▶ _Written tasks_
1 - According to the William Daniels biography, where did he serve as a disc jockey at an Army radio station?
2 - Quote the William Daniels biography verbatim, covering the stretch from "William Daniels is" through "musical theater fans.".
3 - Continue the William Daniels biography from its final sentence onward.

▶ _Document segment_
William Daniels is a Broadway performer. Explore their Broadway credits, shows, and songs below.

Part of our Broadway Credits Database, a resource for musical theater fans.

About

William David Daniels was born on March 31, 1927, in Brooklyn, New York, to Irene and David Daniels, a bricklayer and telephone operator respectively. He grew up in East New York, Brooklyn, and has two sisters, Jacqueline and Carol. Daniels began performing as part of a singing family act in Brooklyn, making his television debut in 1943 as part of that variety act on NBC, then a single-station network in New York. That same year he made his Broadway debut in Life with Father, a production co-authored by Howard Lindsay, who later advised Daniels to use the GI Bill to pursue formal training in drama. Daniels was drafted into the U.S. Army in 1945 and served in Italy as a disc jockey at an Army radio station. Following his discharge, he enrolled at Northwestern University, graduating in 1949 as a member of Sigma Nu fraternity.

Daniels maintained an active Broadway career spanning from 1903 to 1973, appearing in productions including 1776, A Thousand Clowns, On a Clear Day You Can See Forever, A Little Night Music, Dear Me, The Sky is Falling, Daphne in Cottage D, and One Flew Over the Cuckoo's Nest. He received an Obie Award for The Zoo Story in 1960. His most celebrated stage role was John Adams in the musical 1776, which opened in 1969. When he received a Tony Award nomination that year for Featured Actor in a Musical, Daniels refused it, maintaining that the role of John Adams was a leading part rather than a supporting one. He was nonetheless ruled ineligible for the Best Actor category because his name was not billed above the title.

▶ _Dataset extract_

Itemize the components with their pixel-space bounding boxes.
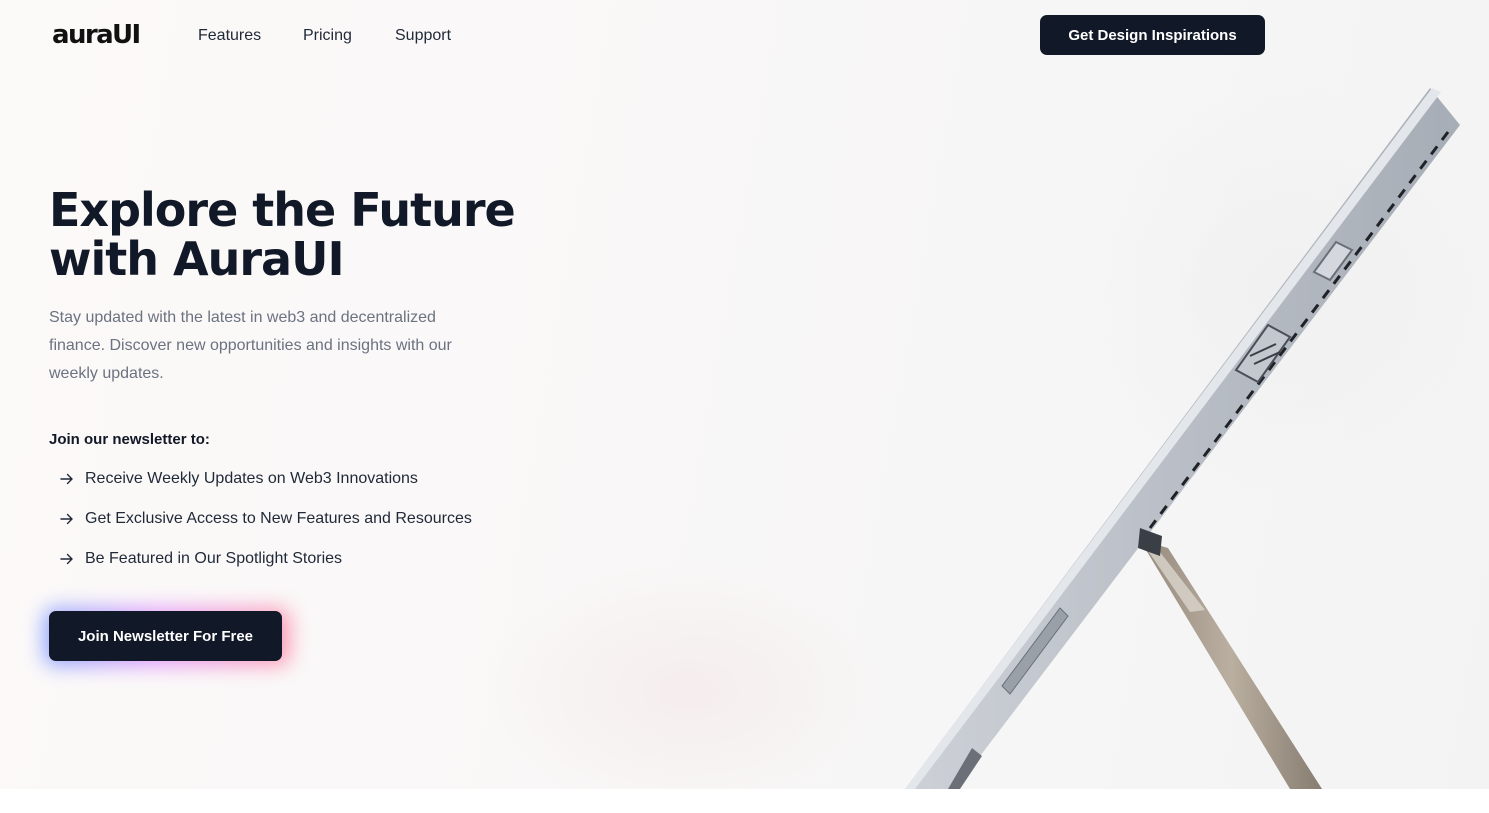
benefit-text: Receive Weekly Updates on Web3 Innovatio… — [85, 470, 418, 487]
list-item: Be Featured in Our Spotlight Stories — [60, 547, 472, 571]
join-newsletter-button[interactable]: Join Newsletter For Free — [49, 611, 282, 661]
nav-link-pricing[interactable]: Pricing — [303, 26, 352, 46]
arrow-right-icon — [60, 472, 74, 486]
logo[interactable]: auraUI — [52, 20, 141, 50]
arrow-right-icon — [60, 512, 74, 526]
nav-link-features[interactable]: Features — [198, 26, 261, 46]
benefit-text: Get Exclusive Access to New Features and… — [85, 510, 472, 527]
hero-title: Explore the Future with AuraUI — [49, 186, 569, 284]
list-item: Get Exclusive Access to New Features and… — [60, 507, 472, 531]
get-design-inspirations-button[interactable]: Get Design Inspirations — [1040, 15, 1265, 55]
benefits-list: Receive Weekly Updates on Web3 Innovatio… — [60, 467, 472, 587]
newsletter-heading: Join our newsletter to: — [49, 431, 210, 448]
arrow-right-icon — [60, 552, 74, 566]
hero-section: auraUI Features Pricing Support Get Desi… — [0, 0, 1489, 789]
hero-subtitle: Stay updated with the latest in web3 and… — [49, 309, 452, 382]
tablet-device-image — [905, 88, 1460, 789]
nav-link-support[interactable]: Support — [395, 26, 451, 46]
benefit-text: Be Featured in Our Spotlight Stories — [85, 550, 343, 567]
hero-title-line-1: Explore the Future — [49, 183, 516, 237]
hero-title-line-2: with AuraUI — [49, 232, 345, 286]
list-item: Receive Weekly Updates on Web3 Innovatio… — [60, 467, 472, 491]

▶ _Responses in order_
1 - Italy.

2 -
William Daniels is a Broadway performer. Explore their Broadway credits, shows, and songs below.

Part of our Broadway Credits Database, a resource for musical theater fans.

3 -
His film career began with a role as a school principal in the 1963 anti-war drama Ladybug Ladybug. In 1965, he reprised his Broadway role as a child welfare worker in the film adaptation of A Thousand Clowns. Two years later, he appeared in The Graduate as Mr. Braddock, the father of Dustin Hoffman's character Benjamin Braddock. He also appeared as Howard Maxwell-Manchester in Two for the Road. Daniels reprised his stage portrayal of John Adams in the 1972 film version of 1776, and returned to the role in the 1978 and 1979 films The Bastard and The Rebels. His first network television appearance came in 1952, when he portrayed the young John Quincy Adams in the Hallmark Hall of Fame drama A Woman for the Ages. He reprised that role in 1976, playing the middle-aged and elder John Quincy Adams in the PBS miniseries The Adams Chronicles. Daniels is notable for having portrayed, across film and television, the three most prominent members of the Adams political family: John Adams, Samuel Adams, and John Quincy Adams.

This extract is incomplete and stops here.